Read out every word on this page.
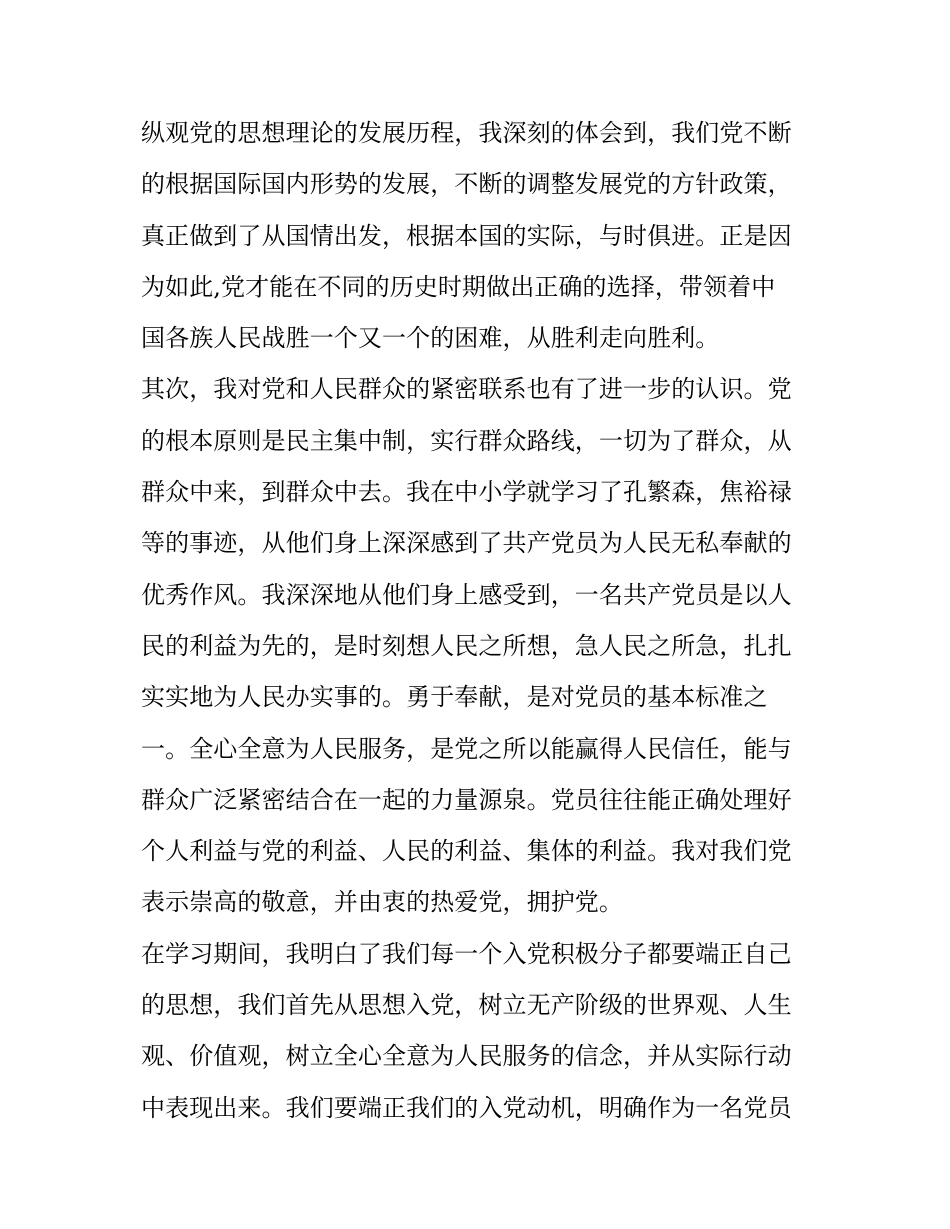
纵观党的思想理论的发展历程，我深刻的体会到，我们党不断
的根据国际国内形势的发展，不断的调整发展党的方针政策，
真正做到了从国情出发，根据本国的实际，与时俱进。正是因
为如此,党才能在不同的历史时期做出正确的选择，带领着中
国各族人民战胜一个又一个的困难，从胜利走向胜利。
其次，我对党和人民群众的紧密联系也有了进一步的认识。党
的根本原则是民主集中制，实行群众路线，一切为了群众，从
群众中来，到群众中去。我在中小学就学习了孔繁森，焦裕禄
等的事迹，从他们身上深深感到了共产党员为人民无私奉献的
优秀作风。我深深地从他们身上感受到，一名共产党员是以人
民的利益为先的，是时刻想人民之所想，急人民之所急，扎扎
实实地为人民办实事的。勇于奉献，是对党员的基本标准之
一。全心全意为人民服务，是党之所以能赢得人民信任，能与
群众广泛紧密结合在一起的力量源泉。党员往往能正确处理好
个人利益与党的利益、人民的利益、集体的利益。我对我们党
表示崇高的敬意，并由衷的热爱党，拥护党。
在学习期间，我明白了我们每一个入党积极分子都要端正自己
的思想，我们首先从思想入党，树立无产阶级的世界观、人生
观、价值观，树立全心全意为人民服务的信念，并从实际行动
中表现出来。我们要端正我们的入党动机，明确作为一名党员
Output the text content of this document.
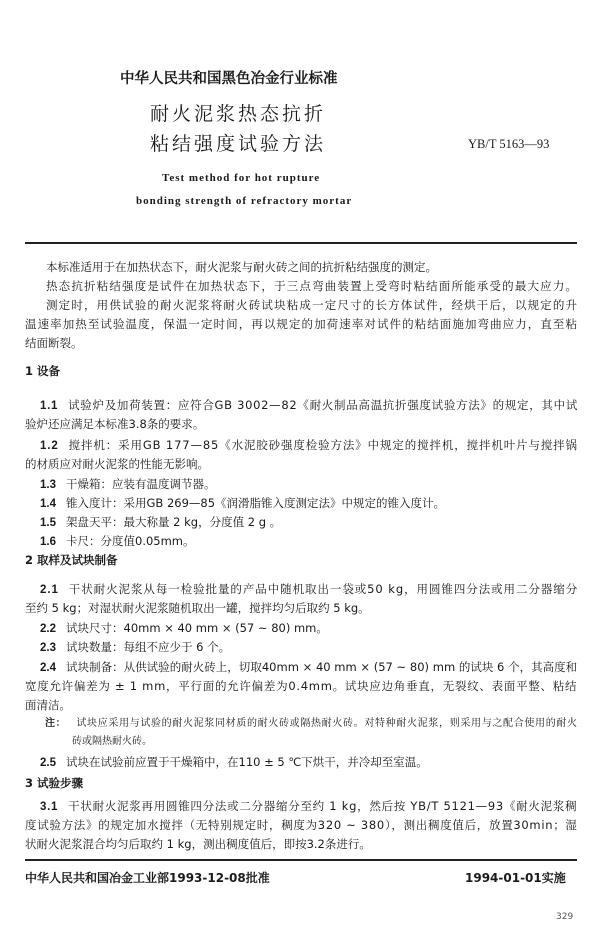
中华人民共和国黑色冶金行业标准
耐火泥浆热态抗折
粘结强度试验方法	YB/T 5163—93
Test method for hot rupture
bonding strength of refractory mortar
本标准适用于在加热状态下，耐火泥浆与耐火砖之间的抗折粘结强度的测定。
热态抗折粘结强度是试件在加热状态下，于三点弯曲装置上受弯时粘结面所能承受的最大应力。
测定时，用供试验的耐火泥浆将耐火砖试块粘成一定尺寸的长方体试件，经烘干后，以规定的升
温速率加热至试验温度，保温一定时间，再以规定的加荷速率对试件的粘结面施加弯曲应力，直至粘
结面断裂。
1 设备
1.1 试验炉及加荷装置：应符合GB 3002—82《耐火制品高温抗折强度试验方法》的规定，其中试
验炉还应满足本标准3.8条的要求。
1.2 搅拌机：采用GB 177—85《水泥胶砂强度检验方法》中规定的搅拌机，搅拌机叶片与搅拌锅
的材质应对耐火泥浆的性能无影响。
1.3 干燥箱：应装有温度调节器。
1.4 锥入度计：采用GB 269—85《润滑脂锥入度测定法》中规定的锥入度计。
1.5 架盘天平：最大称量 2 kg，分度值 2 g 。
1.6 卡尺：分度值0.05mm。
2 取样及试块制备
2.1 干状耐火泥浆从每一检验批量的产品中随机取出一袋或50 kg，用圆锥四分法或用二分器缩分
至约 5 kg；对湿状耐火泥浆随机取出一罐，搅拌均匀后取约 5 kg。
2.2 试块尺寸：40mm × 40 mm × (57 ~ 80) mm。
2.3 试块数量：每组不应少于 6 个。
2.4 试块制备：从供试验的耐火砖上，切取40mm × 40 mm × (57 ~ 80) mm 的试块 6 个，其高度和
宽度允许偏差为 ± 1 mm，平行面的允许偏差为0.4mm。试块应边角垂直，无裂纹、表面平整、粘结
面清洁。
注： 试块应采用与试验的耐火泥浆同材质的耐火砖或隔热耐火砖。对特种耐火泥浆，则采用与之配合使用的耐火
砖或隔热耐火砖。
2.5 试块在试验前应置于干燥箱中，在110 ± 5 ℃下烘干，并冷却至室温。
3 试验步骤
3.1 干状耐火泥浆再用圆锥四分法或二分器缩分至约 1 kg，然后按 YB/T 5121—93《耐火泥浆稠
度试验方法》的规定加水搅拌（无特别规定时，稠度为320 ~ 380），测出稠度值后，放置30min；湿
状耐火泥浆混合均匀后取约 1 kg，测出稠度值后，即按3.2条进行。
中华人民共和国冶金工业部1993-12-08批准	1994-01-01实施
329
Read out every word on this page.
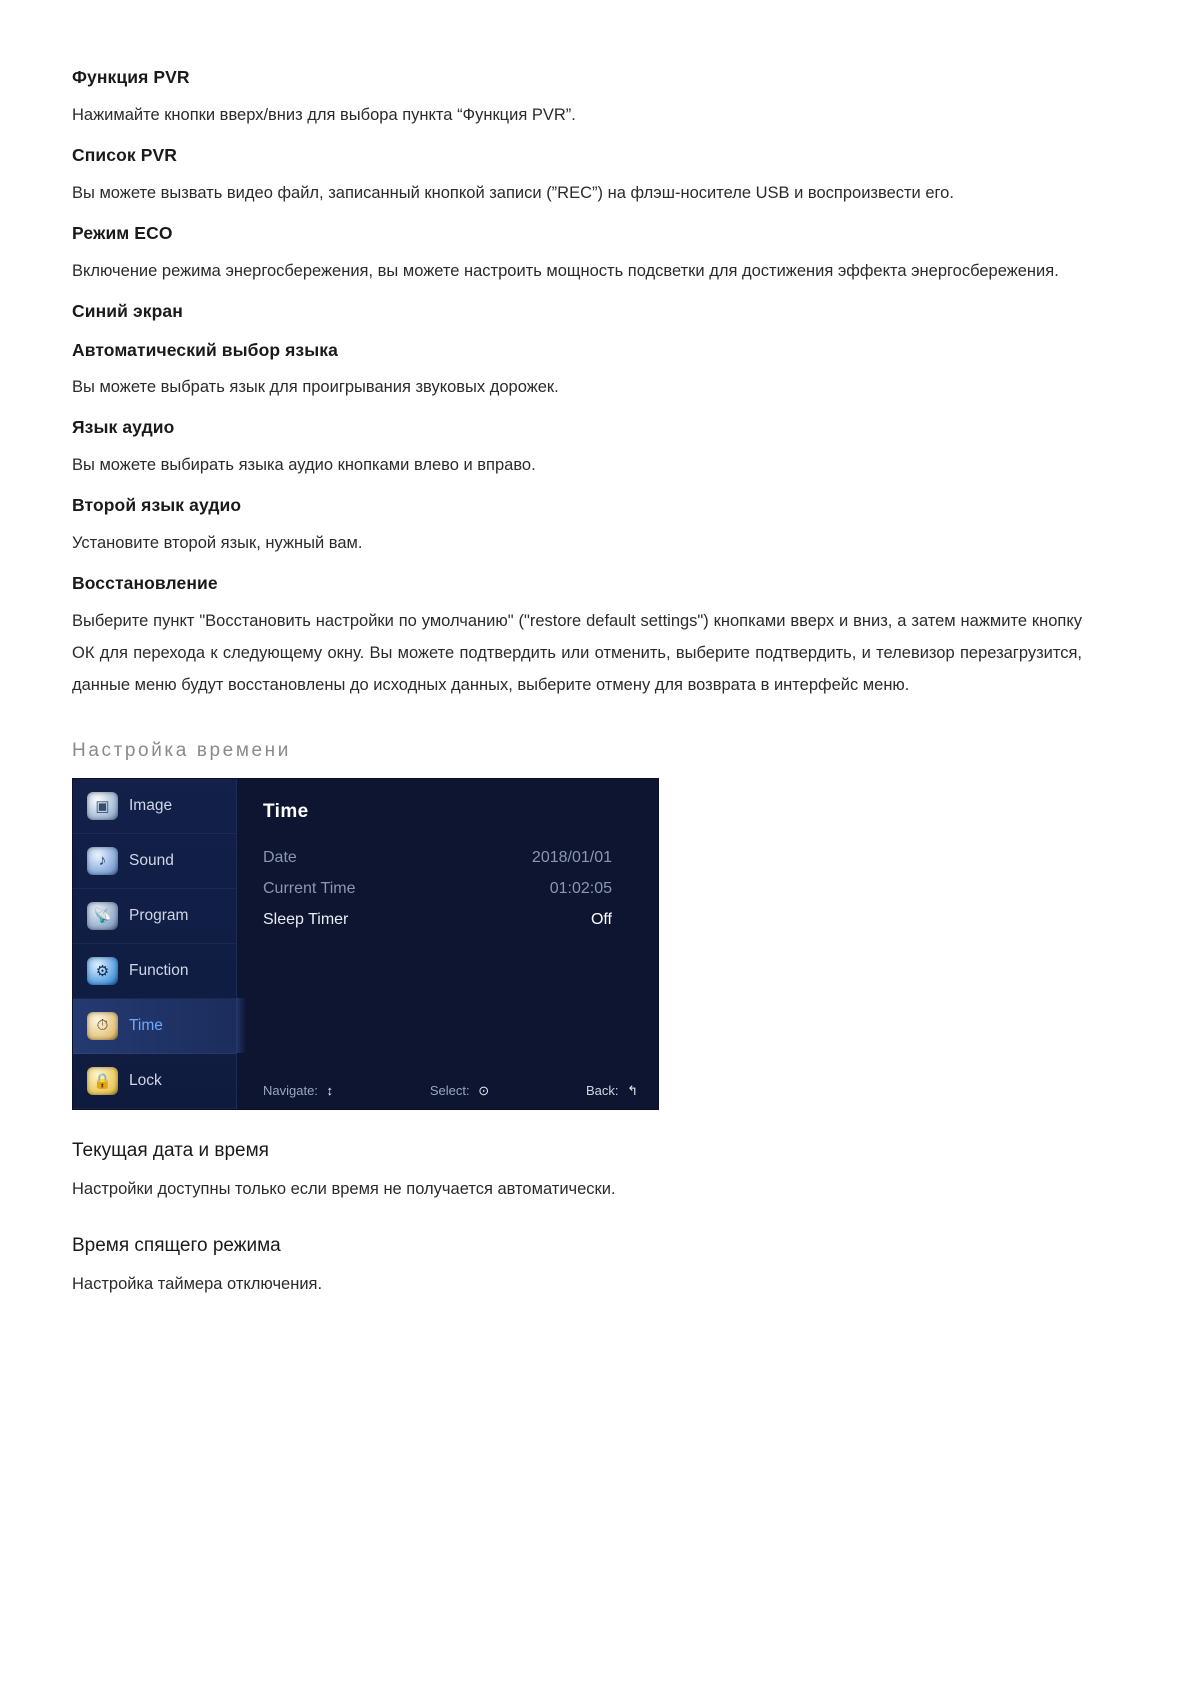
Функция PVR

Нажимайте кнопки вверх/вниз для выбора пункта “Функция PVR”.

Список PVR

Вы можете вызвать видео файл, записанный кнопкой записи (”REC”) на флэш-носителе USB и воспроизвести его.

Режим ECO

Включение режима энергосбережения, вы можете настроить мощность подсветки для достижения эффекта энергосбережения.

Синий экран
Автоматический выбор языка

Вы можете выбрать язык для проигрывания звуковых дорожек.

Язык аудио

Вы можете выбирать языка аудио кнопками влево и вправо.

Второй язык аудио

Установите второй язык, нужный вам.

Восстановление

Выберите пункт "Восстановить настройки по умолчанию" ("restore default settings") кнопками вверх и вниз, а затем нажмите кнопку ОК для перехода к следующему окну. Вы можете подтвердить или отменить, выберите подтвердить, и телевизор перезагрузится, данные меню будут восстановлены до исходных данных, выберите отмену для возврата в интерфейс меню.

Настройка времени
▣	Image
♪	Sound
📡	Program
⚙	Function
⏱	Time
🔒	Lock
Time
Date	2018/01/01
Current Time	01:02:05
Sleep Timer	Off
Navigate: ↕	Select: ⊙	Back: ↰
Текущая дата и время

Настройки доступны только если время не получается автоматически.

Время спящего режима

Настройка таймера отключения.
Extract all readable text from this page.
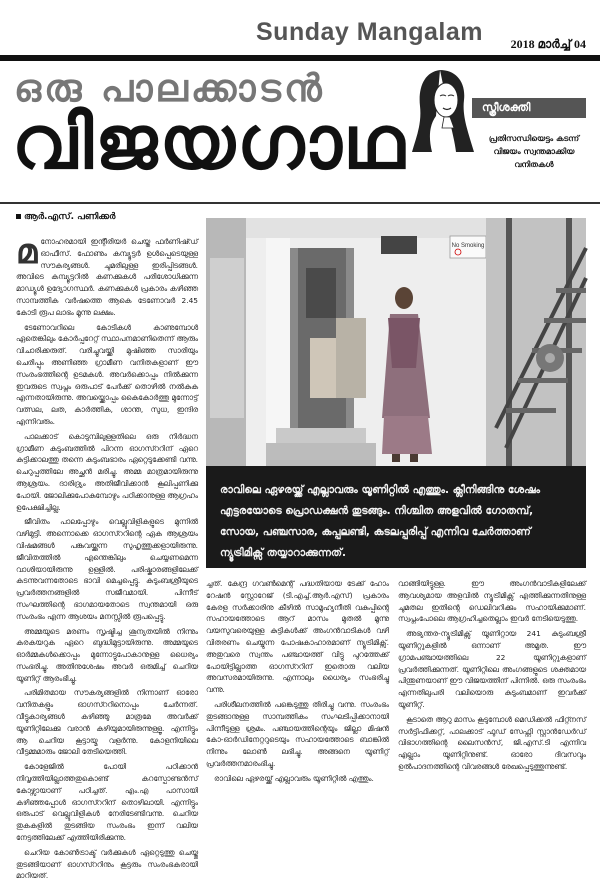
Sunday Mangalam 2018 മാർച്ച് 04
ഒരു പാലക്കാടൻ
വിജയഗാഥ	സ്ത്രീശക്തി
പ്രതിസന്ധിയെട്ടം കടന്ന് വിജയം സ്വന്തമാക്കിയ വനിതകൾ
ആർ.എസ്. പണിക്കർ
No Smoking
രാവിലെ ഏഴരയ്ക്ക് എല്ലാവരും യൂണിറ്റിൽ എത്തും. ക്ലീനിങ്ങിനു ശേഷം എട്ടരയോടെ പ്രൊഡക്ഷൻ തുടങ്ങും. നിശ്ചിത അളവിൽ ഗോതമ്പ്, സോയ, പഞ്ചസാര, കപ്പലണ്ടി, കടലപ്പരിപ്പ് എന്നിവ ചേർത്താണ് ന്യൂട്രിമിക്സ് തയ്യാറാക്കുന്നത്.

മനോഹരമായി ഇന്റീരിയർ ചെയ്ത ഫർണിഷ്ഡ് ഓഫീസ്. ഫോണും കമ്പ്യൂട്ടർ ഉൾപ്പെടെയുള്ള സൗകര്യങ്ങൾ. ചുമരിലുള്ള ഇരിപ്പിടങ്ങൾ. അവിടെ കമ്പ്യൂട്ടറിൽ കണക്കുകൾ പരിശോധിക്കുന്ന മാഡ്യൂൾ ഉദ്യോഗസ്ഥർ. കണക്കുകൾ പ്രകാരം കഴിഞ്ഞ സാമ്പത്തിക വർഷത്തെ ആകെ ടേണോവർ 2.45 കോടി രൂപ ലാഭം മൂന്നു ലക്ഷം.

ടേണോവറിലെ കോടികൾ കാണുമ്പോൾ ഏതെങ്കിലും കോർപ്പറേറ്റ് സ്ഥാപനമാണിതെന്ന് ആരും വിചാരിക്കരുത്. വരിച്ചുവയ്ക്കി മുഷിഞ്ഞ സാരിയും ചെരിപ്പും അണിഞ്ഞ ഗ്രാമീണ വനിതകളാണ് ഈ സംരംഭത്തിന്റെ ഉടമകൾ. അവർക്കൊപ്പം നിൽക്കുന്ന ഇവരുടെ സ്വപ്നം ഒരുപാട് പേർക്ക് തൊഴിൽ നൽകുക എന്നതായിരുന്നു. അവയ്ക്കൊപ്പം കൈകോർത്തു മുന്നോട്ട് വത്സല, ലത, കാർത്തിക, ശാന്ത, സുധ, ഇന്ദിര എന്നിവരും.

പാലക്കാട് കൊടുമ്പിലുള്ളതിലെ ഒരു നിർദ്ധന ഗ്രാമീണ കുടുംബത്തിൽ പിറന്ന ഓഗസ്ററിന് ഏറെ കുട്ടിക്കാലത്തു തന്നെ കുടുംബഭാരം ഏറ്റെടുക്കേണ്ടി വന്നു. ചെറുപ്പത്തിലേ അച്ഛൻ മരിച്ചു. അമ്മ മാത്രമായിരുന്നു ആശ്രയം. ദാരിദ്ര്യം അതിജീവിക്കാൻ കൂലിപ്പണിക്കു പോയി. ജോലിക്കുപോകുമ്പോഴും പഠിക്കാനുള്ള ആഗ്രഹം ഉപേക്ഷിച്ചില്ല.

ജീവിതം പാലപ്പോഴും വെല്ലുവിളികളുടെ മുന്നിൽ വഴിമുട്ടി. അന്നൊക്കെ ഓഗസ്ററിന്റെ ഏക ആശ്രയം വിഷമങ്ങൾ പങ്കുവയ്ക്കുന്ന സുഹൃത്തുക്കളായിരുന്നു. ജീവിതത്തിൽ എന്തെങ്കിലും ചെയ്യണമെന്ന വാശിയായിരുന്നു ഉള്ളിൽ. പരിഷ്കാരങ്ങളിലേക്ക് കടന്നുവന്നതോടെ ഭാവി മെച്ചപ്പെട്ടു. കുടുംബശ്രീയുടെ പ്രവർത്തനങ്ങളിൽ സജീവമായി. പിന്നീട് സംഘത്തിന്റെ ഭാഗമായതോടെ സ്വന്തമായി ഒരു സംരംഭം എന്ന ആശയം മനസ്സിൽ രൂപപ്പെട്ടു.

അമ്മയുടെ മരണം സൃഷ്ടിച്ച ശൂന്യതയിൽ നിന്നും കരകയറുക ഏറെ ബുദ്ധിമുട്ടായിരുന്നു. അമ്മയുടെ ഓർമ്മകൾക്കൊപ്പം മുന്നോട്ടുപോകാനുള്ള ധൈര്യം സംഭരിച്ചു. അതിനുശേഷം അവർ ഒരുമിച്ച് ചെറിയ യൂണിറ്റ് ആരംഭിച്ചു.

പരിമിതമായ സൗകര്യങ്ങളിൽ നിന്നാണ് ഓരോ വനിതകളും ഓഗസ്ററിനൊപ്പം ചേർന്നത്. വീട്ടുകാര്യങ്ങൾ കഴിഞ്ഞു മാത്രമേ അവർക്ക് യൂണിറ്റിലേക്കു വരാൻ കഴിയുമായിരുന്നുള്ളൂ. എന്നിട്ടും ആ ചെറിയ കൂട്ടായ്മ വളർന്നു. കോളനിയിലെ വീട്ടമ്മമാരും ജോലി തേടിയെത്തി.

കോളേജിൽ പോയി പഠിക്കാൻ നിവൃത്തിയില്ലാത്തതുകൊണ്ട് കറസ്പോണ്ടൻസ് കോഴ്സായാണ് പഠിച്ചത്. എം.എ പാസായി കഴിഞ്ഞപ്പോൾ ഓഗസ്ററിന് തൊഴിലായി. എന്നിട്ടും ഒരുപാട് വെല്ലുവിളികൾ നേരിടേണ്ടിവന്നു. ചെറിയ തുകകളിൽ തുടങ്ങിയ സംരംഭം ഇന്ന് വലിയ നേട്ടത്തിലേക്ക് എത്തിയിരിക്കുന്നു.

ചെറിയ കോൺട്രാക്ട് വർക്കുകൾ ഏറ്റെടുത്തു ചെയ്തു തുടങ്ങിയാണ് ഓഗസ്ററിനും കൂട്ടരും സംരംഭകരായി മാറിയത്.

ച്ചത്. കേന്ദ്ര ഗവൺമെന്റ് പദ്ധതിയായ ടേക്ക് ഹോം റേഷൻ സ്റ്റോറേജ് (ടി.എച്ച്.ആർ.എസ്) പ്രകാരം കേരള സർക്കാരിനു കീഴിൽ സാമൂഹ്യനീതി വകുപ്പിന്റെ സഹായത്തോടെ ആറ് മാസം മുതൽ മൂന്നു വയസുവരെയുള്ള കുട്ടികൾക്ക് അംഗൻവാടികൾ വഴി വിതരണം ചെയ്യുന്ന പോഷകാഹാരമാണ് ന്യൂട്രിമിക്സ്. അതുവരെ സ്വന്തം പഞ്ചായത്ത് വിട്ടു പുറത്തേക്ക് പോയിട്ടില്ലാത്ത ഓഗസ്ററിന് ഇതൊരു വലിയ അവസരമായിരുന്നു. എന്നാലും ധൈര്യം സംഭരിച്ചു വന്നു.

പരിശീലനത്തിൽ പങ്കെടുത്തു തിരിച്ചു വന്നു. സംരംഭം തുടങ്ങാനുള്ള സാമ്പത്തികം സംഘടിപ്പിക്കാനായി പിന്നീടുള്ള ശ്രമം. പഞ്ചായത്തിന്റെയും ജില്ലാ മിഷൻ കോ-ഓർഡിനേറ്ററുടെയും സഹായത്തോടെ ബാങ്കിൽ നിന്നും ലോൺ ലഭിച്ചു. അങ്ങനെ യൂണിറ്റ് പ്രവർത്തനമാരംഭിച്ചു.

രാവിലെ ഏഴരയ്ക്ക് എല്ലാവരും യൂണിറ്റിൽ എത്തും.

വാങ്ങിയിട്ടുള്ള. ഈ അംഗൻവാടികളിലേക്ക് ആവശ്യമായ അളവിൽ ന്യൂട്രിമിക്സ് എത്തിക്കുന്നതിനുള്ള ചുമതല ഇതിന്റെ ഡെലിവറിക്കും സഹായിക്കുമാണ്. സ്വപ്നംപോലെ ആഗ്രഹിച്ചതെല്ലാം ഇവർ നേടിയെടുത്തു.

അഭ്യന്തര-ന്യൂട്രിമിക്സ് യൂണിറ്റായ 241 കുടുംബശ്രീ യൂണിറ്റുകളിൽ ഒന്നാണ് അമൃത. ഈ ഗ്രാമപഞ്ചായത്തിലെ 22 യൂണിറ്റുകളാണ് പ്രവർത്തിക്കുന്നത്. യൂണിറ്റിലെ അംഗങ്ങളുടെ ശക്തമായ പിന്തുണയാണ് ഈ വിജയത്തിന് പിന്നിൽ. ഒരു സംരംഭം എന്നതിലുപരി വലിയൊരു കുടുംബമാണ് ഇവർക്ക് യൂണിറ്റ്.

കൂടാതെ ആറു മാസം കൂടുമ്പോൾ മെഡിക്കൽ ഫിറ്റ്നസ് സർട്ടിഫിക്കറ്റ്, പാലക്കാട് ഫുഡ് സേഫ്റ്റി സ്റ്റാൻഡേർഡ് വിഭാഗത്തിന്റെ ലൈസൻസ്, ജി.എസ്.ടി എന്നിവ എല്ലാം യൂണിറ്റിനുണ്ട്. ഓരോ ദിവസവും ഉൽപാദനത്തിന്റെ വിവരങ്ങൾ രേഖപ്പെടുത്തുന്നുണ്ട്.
######
> **Given instruction**: Sift the material for lines with the string "测出稠度值后". Copy each one found.

> **Complete response**:
度试验方法》的规定加水搅拌（无特别规定时，稠度为320 ~ 380），测出稠度值后，放置30min；湿
状耐火泥浆混合均匀后取约 1 kg，测出稠度值后，即按3.2条进行。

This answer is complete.